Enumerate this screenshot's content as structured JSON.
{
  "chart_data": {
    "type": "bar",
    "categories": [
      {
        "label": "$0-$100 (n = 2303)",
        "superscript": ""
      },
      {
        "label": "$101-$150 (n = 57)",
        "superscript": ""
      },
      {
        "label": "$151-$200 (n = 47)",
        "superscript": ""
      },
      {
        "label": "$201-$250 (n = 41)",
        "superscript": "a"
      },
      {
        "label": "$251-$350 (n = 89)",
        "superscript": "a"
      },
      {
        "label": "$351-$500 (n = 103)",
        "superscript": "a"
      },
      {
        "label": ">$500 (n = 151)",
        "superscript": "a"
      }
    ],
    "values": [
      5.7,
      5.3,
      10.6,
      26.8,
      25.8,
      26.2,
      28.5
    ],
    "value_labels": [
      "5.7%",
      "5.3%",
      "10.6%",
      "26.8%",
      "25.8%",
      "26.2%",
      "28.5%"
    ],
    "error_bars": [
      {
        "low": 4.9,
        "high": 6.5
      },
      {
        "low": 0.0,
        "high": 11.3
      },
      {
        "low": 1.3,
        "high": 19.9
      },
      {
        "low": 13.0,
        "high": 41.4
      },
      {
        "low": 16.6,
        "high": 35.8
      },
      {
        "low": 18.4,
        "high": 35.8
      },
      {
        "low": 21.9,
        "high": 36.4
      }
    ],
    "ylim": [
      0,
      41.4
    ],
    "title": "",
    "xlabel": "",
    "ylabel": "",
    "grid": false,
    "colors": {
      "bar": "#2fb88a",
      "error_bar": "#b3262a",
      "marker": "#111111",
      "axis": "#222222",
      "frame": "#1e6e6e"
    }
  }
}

========================================================================

> [WORK TO COMPLETE]: Pick out lines containing the word "high", each one as written.

> [FINISHED TASK]:
        "high": 6.5
        "high": 11.3
        "high": 19.9
        "high": 41.4
        "high": 35.8
        "high": 35.8
        "high": 36.4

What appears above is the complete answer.